▶ _Goal of the exercise_: Without the pictures, set down every line of the data exactly.

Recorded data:
::::

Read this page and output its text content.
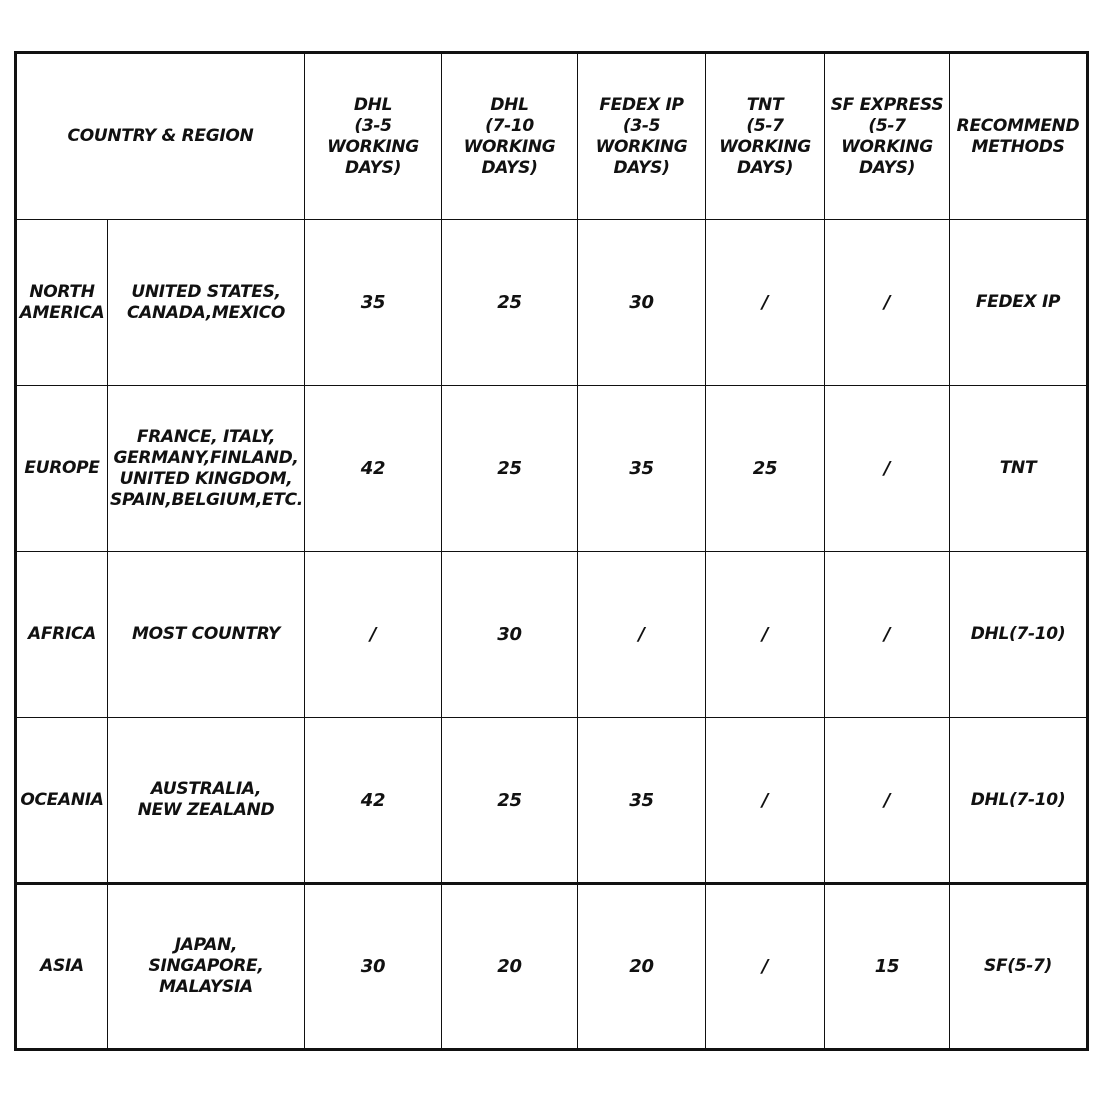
COUNTRY & REGION		DHL
(3-5
WORKING
DAYS)	DHL
(7-10
WORKING
DAYS)	FEDEX IP
(3-5
WORKING
DAYS)	TNT
(5-7
WORKING
DAYS)	SF EXPRESS
(5-7
WORKING
DAYS)	RECOMMEND
METHODS
NORTH
AMERICA	UNITED STATES,
CANADA,MEXICO	35	25	30	/	/	FEDEX IP
EUROPE	FRANCE, ITALY,
GERMANY,FINLAND,
UNITED KINGDOM,
SPAIN,BELGIUM,ETC.	42	25	35	25	/	TNT
AFRICA	MOST COUNTRY	/	30	/	/	/	DHL(7-10)
OCEANIA	AUSTRALIA,
NEW ZEALAND	42	25	35	/	/	DHL(7-10)
ASIA	JAPAN,
SINGAPORE,
MALAYSIA	30	20	20	/	15	SF(5-7)
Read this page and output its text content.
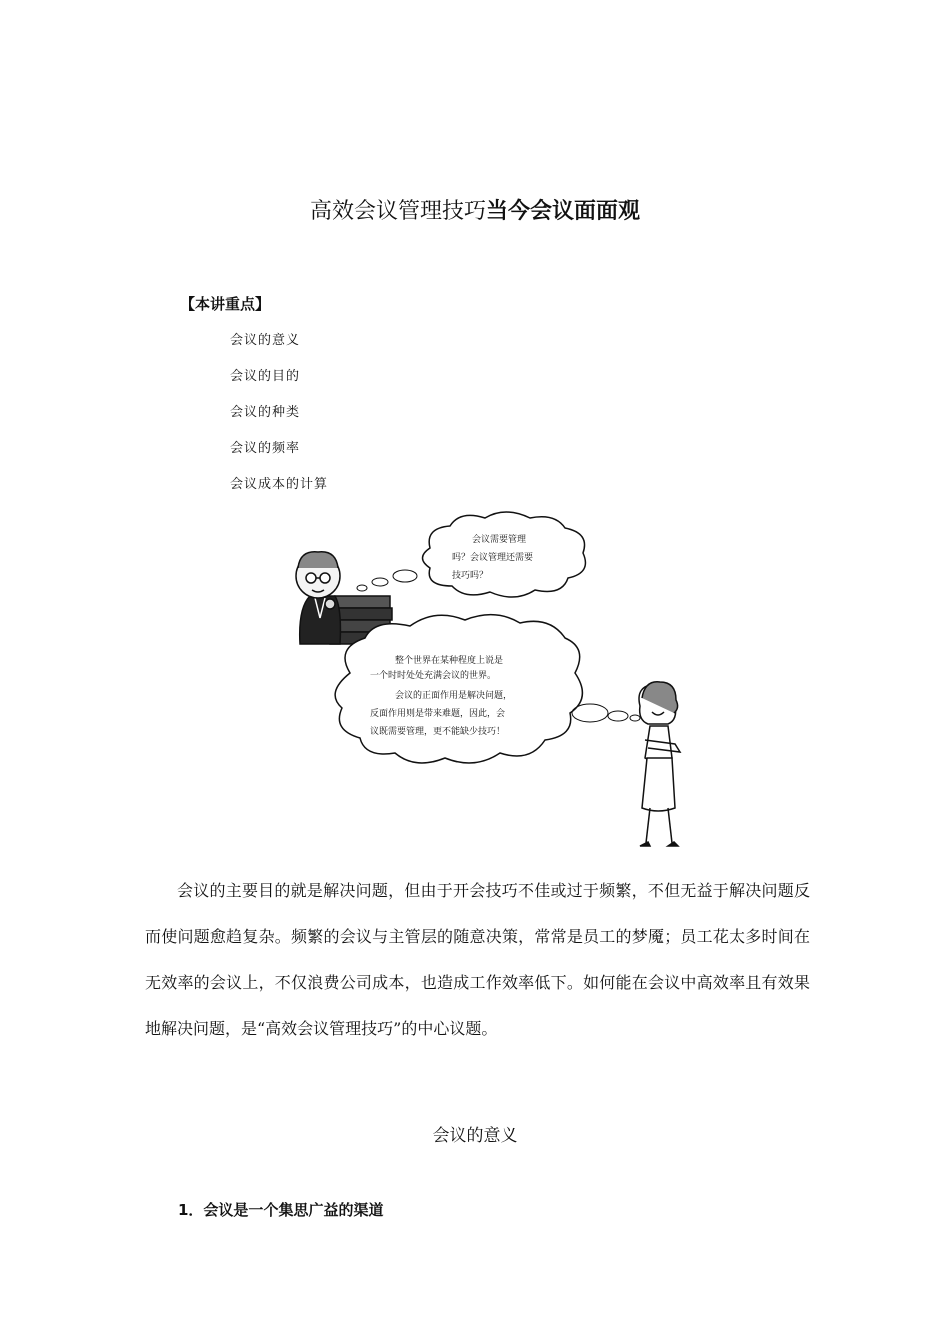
高效会议管理技巧当今会议面面观
【本讲重点】
会议的意义
会议的目的
会议的种类
会议的频率
会议成本的计算
会议需要管理
吗？会议管理还需要
技巧吗？
整个世界在某种程度上说是
一个时时处处充满会议的世界。
会议的正面作用是解决问题，
反面作用则是带来难题，因此，会
议既需要管理，更不能缺少技巧！

会议的主要目的就是解决问题，但由于开会技巧不佳或过于频繁，不但无益于解决问题反而使问题愈趋复杂。频繁的会议与主管层的随意决策，常常是员工的梦魇；员工花太多时间在无效率的会议上，不仅浪费公司成本，也造成工作效率低下。如何能在会议中高效率且有效果地解决问题，是“高效会议管理技巧”的中心议题。

会议的意义
1．会议是一个集思广益的渠道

::::

▶ _Problem solution_:
Read this page and output its text content.
COUNTRY & REGION		DHL
(3-5
WORKING
DAYS)	DHL
(7-10
WORKING
DAYS)	FEDEX IP
(3-5
WORKING
DAYS)	TNT
(5-7
WORKING
DAYS)	SF EXPRESS
(5-7
WORKING
DAYS)	RECOMMEND
METHODS
NORTH
AMERICA	UNITED STATES,
CANADA,MEXICO	35	25	30	/	/	FEDEX IP
EUROPE	FRANCE, ITALY,
GERMANY,FINLAND,
UNITED KINGDOM,
SPAIN,BELGIUM,ETC.	42	25	35	25	/	TNT
AFRICA	MOST COUNTRY	/	30	/	/	/	DHL(7-10)
OCEANIA	AUSTRALIA,
NEW ZEALAND	42	25	35	/	/	DHL(7-10)
ASIA	JAPAN,
SINGAPORE,
MALAYSIA	30	20	20	/	15	SF(5-7)
Read this page and output its text content.
高效会议管理技巧当今会议面面观
【本讲重点】
会议的意义
会议的目的
会议的种类
会议的频率
会议成本的计算
会议需要管理
吗？会议管理还需要
技巧吗？
整个世界在某种程度上说是
一个时时处处充满会议的世界。
会议的正面作用是解决问题，
反面作用则是带来难题，因此，会
议既需要管理，更不能缺少技巧！

会议的主要目的就是解决问题，但由于开会技巧不佳或过于频繁，不但无益于解决问题反而使问题愈趋复杂。频繁的会议与主管层的随意决策，常常是员工的梦魇；员工花太多时间在无效率的会议上，不仅浪费公司成本，也造成工作效率低下。如何能在会议中高效率且有效果地解决问题，是“高效会议管理技巧”的中心议题。

会议的意义
1．会议是一个集思广益的渠道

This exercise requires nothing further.